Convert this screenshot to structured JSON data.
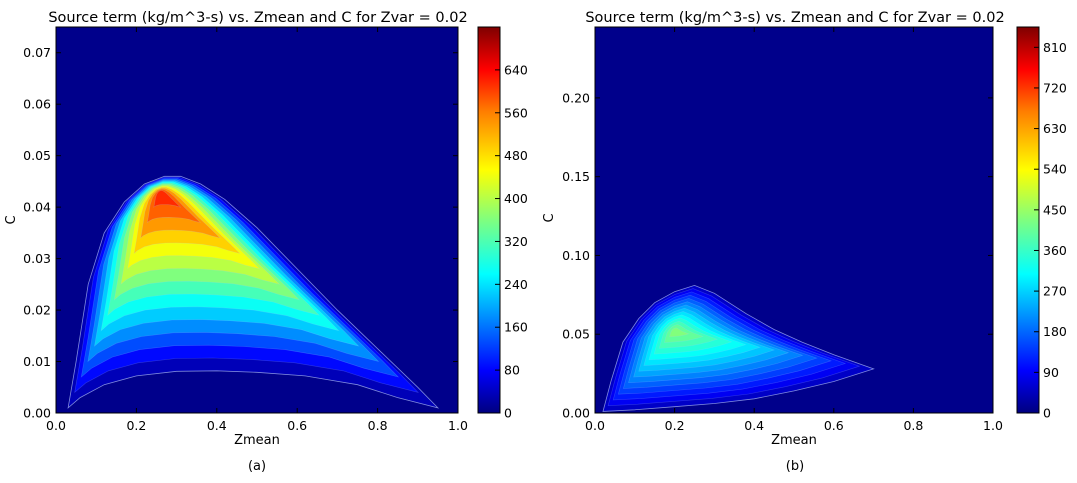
{
  "chart_data": [
    {
      "type": "heatmap",
      "panel_label": "(a)",
      "title": "Source term (kg/m^3-s) vs. Zmean and C for Zvar =  0.02",
      "xlabel": "Zmean",
      "ylabel": "C",
      "xlim": [
        0,
        1.0
      ],
      "ylim": [
        0,
        0.075
      ],
      "x_ticks": [
        0.0,
        0.2,
        0.4,
        0.6,
        0.8,
        1.0
      ],
      "x_tick_labels": [
        "0.0",
        "0.2",
        "0.4",
        "0.6",
        "0.8",
        "1.0"
      ],
      "y_ticks": [
        0.0,
        0.01,
        0.02,
        0.03,
        0.04,
        0.05,
        0.06,
        0.07
      ],
      "y_tick_labels": [
        "0.00",
        "0.01",
        "0.02",
        "0.03",
        "0.04",
        "0.05",
        "0.06",
        "0.07"
      ],
      "colorbar": {
        "range": [
          0,
          720
        ],
        "ticks": [
          0,
          80,
          160,
          240,
          320,
          400,
          480,
          560,
          640
        ],
        "tick_labels": [
          "0",
          "80",
          "160",
          "240",
          "320",
          "400",
          "480",
          "560",
          "640"
        ]
      },
      "region_boundary": {
        "upper": [
          [
            0.03,
            0.001
          ],
          [
            0.05,
            0.01
          ],
          [
            0.08,
            0.025
          ],
          [
            0.12,
            0.035
          ],
          [
            0.17,
            0.041
          ],
          [
            0.22,
            0.0445
          ],
          [
            0.27,
            0.046
          ],
          [
            0.31,
            0.046
          ],
          [
            0.36,
            0.0445
          ],
          [
            0.42,
            0.0415
          ],
          [
            0.5,
            0.036
          ],
          [
            0.6,
            0.028
          ],
          [
            0.7,
            0.02
          ],
          [
            0.8,
            0.0125
          ],
          [
            0.9,
            0.005
          ],
          [
            0.95,
            0.001
          ]
        ],
        "lower": [
          [
            0.95,
            0.001
          ],
          [
            0.85,
            0.003
          ],
          [
            0.75,
            0.0055
          ],
          [
            0.62,
            0.0072
          ],
          [
            0.5,
            0.0079
          ],
          [
            0.4,
            0.0082
          ],
          [
            0.3,
            0.0081
          ],
          [
            0.2,
            0.0072
          ],
          [
            0.12,
            0.0055
          ],
          [
            0.06,
            0.003
          ],
          [
            0.03,
            0.001
          ]
        ]
      },
      "peak": {
        "x": 0.26,
        "y": 0.043,
        "value": 600
      },
      "level_min": 40
    },
    {
      "type": "heatmap",
      "panel_label": "(b)",
      "title": "Source term (kg/m^3-s) vs. Zmean and C for Zvar =  0.02",
      "xlabel": "Zmean",
      "ylabel": "C",
      "xlim": [
        0,
        1.0
      ],
      "ylim": [
        0,
        0.245
      ],
      "x_ticks": [
        0.0,
        0.2,
        0.4,
        0.6,
        0.8,
        1.0
      ],
      "x_tick_labels": [
        "0.0",
        "0.2",
        "0.4",
        "0.6",
        "0.8",
        "1.0"
      ],
      "y_ticks": [
        0.0,
        0.05,
        0.1,
        0.15,
        0.2
      ],
      "y_tick_labels": [
        "0.00",
        "0.05",
        "0.10",
        "0.15",
        "0.20"
      ],
      "colorbar": {
        "range": [
          0,
          855
        ],
        "ticks": [
          0,
          90,
          180,
          270,
          360,
          450,
          540,
          630,
          720,
          810
        ],
        "tick_labels": [
          "0",
          "90",
          "180",
          "270",
          "360",
          "450",
          "540",
          "630",
          "720",
          "810"
        ]
      },
      "region_boundary": {
        "upper": [
          [
            0.02,
            0.001
          ],
          [
            0.04,
            0.02
          ],
          [
            0.07,
            0.045
          ],
          [
            0.11,
            0.06
          ],
          [
            0.15,
            0.07
          ],
          [
            0.2,
            0.077
          ],
          [
            0.25,
            0.081
          ],
          [
            0.3,
            0.076
          ],
          [
            0.38,
            0.063
          ],
          [
            0.45,
            0.053
          ],
          [
            0.52,
            0.045
          ],
          [
            0.6,
            0.037
          ],
          [
            0.7,
            0.028
          ]
        ],
        "lower": [
          [
            0.7,
            0.028
          ],
          [
            0.6,
            0.02
          ],
          [
            0.5,
            0.014
          ],
          [
            0.4,
            0.009
          ],
          [
            0.3,
            0.006
          ],
          [
            0.2,
            0.004
          ],
          [
            0.1,
            0.002
          ],
          [
            0.02,
            0.001
          ]
        ]
      },
      "peak": {
        "x": 0.2,
        "y": 0.052,
        "value": 430
      },
      "level_min": 60
    }
  ],
  "colormap": [
    "#00007f",
    "#0000ff",
    "#007fff",
    "#00ffff",
    "#7fff7f",
    "#ffff00",
    "#ff7f00",
    "#ff0000",
    "#7f0000"
  ],
  "background_color": "#00008b"
}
○ ○ ○ ○
**Requirements**. Leave the pictures out and reproduce each record exactly as written.

**The solution**.
Convert this screenshot to structured JSON data.
{
  "chart_data": [
    {
      "type": "heatmap",
      "panel_label": "(a)",
      "title": "Source term (kg/m^3-s) vs. Zmean and C for Zvar =  0.02",
      "xlabel": "Zmean",
      "ylabel": "C",
      "xlim": [
        0,
        1.0
      ],
      "ylim": [
        0,
        0.075
      ],
      "x_ticks": [
        0.0,
        0.2,
        0.4,
        0.6,
        0.8,
        1.0
      ],
      "x_tick_labels": [
        "0.0",
        "0.2",
        "0.4",
        "0.6",
        "0.8",
        "1.0"
      ],
      "y_ticks": [
        0.0,
        0.01,
        0.02,
        0.03,
        0.04,
        0.05,
        0.06,
        0.07
      ],
      "y_tick_labels": [
        "0.00",
        "0.01",
        "0.02",
        "0.03",
        "0.04",
        "0.05",
        "0.06",
        "0.07"
      ],
      "colorbar": {
        "range": [
          0,
          720
        ],
        "ticks": [
          0,
          80,
          160,
          240,
          320,
          400,
          480,
          560,
          640
        ],
        "tick_labels": [
          "0",
          "80",
          "160",
          "240",
          "320",
          "400",
          "480",
          "560",
          "640"
        ]
      },
      "region_boundary": {
        "upper": [
          [
            0.03,
            0.001
          ],
          [
            0.05,
            0.01
          ],
          [
            0.08,
            0.025
          ],
          [
            0.12,
            0.035
          ],
          [
            0.17,
            0.041
          ],
          [
            0.22,
            0.0445
          ],
          [
            0.27,
            0.046
          ],
          [
            0.31,
            0.046
          ],
          [
            0.36,
            0.0445
          ],
          [
            0.42,
            0.0415
          ],
          [
            0.5,
            0.036
          ],
          [
            0.6,
            0.028
          ],
          [
            0.7,
            0.02
          ],
          [
            0.8,
            0.0125
          ],
          [
            0.9,
            0.005
          ],
          [
            0.95,
            0.001
          ]
        ],
        "lower": [
          [
            0.95,
            0.001
          ],
          [
            0.85,
            0.003
          ],
          [
            0.75,
            0.0055
          ],
          [
            0.62,
            0.0072
          ],
          [
            0.5,
            0.0079
          ],
          [
            0.4,
            0.0082
          ],
          [
            0.3,
            0.0081
          ],
          [
            0.2,
            0.0072
          ],
          [
            0.12,
            0.0055
          ],
          [
            0.06,
            0.003
          ],
          [
            0.03,
            0.001
          ]
        ]
      },
      "peak": {
        "x": 0.26,
        "y": 0.043,
        "value": 600
      },
      "level_min": 40
    },
    {
      "type": "heatmap",
      "panel_label": "(b)",
      "title": "Source term (kg/m^3-s) vs. Zmean and C for Zvar =  0.02",
      "xlabel": "Zmean",
      "ylabel": "C",
      "xlim": [
        0,
        1.0
      ],
      "ylim": [
        0,
        0.245
      ],
      "x_ticks": [
        0.0,
        0.2,
        0.4,
        0.6,
        0.8,
        1.0
      ],
      "x_tick_labels": [
        "0.0",
        "0.2",
        "0.4",
        "0.6",
        "0.8",
        "1.0"
      ],
      "y_ticks": [
        0.0,
        0.05,
        0.1,
        0.15,
        0.2
      ],
      "y_tick_labels": [
        "0.00",
        "0.05",
        "0.10",
        "0.15",
        "0.20"
      ],
      "colorbar": {
        "range": [
          0,
          855
        ],
        "ticks": [
          0,
          90,
          180,
          270,
          360,
          450,
          540,
          630,
          720,
          810
        ],
        "tick_labels": [
          "0",
          "90",
          "180",
          "270",
          "360",
          "450",
          "540",
          "630",
          "720",
          "810"
        ]
      },
      "region_boundary": {
        "upper": [
          [
            0.02,
            0.001
          ],
          [
            0.04,
            0.02
          ],
          [
            0.07,
            0.045
          ],
          [
            0.11,
            0.06
          ],
          [
            0.15,
            0.07
          ],
          [
            0.2,
            0.077
          ],
          [
            0.25,
            0.081
          ],
          [
            0.3,
            0.076
          ],
          [
            0.38,
            0.063
          ],
          [
            0.45,
            0.053
          ],
          [
            0.52,
            0.045
          ],
          [
            0.6,
            0.037
          ],
          [
            0.7,
            0.028
          ]
        ],
        "lower": [
          [
            0.7,
            0.028
          ],
          [
            0.6,
            0.02
          ],
          [
            0.5,
            0.014
          ],
          [
            0.4,
            0.009
          ],
          [
            0.3,
            0.006
          ],
          [
            0.2,
            0.004
          ],
          [
            0.1,
            0.002
          ],
          [
            0.02,
            0.001
          ]
        ]
      },
      "peak": {
        "x": 0.2,
        "y": 0.052,
        "value": 430
      },
      "level_min": 60
    }
  ],
  "colormap": [
    "#00007f",
    "#0000ff",
    "#007fff",
    "#00ffff",
    "#7fff7f",
    "#ffff00",
    "#ff7f00",
    "#ff0000",
    "#7f0000"
  ],
  "background_color": "#00008b"
}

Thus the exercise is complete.